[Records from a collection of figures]
--

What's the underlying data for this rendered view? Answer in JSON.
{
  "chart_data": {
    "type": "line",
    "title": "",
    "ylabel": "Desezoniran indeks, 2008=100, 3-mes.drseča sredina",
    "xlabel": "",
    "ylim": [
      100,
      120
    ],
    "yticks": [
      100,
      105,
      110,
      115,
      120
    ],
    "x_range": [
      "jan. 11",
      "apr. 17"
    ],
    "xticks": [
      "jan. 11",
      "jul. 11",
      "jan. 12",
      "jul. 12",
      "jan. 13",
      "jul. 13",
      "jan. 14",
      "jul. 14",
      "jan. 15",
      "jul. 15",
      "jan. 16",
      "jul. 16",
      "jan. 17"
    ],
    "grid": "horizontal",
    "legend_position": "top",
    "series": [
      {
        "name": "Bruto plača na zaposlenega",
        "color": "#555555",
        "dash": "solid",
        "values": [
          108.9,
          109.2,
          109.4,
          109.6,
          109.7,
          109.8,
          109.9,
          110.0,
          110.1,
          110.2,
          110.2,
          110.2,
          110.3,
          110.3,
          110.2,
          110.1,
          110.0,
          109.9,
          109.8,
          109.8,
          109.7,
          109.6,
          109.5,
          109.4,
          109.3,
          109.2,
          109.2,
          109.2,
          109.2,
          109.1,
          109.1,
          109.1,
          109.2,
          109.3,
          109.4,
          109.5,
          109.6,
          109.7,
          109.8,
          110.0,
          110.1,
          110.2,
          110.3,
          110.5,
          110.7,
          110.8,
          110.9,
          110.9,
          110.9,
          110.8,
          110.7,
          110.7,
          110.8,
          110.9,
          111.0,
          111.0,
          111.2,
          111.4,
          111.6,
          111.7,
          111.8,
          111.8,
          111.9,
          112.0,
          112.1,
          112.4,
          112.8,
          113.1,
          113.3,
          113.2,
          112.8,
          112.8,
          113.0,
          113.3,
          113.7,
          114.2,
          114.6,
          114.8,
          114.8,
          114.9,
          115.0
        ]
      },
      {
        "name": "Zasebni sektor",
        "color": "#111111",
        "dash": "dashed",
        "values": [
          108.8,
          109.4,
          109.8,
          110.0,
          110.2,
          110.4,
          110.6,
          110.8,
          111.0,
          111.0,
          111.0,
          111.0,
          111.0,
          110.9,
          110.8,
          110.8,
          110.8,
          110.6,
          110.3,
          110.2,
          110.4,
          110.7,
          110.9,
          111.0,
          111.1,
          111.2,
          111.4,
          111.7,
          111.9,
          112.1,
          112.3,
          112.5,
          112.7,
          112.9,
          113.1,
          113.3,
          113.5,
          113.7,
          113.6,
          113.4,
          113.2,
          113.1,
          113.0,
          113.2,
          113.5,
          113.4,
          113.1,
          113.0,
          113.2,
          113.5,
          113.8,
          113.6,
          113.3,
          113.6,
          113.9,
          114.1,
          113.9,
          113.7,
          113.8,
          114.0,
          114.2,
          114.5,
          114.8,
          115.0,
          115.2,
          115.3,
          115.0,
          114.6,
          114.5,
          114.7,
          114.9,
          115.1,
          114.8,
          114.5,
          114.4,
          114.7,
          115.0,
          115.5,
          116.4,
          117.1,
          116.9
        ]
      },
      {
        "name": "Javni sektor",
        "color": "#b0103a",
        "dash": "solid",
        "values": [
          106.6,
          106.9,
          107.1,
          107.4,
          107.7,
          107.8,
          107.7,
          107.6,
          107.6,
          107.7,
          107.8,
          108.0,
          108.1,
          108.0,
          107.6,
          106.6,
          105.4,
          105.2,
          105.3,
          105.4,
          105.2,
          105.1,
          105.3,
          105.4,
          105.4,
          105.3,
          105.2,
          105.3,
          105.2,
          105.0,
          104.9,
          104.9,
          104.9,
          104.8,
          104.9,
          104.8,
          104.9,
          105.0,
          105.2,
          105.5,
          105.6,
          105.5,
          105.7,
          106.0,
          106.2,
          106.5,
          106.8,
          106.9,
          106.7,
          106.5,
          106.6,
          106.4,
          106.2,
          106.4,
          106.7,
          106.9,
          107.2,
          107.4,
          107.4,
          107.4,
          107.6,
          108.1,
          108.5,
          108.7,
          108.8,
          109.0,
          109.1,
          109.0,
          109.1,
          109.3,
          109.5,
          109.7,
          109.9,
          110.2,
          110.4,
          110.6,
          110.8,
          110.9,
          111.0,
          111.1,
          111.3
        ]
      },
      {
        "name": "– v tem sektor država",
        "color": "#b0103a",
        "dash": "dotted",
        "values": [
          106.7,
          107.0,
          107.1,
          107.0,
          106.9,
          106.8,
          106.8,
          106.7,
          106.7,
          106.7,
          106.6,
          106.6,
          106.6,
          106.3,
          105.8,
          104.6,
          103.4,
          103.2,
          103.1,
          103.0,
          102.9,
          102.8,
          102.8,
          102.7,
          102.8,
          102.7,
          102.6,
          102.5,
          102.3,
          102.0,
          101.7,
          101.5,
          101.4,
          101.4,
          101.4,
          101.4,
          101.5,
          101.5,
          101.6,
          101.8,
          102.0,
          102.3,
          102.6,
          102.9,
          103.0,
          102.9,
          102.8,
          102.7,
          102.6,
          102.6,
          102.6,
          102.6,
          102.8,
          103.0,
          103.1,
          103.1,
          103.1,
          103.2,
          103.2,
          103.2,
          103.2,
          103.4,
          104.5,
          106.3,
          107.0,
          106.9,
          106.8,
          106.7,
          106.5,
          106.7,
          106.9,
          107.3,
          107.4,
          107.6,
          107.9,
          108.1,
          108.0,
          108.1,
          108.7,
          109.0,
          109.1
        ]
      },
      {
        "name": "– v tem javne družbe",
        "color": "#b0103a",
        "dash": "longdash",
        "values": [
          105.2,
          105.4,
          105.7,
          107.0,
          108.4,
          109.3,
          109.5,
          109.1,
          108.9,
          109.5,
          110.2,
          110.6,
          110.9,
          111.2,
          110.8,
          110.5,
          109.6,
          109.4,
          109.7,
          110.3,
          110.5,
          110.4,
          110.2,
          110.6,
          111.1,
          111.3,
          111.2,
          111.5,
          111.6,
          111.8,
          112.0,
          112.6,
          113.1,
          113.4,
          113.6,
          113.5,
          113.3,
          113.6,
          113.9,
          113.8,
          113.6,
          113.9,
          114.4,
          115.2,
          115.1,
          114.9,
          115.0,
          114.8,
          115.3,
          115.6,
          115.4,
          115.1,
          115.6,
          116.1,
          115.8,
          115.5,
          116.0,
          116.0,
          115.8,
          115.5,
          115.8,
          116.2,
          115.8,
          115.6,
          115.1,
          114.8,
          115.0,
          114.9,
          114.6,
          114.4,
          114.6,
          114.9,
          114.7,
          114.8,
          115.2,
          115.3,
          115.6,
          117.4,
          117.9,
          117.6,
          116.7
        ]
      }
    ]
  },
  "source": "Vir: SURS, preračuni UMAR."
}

--

The request -
Wherever the word "dash" occurs in a line of the listing, copy that line.

Result of the task -
        "dash": "solid",
        "dash": "dashed",
        "dash": "solid",
        "dash": "dotted",
        "dash": "longdash",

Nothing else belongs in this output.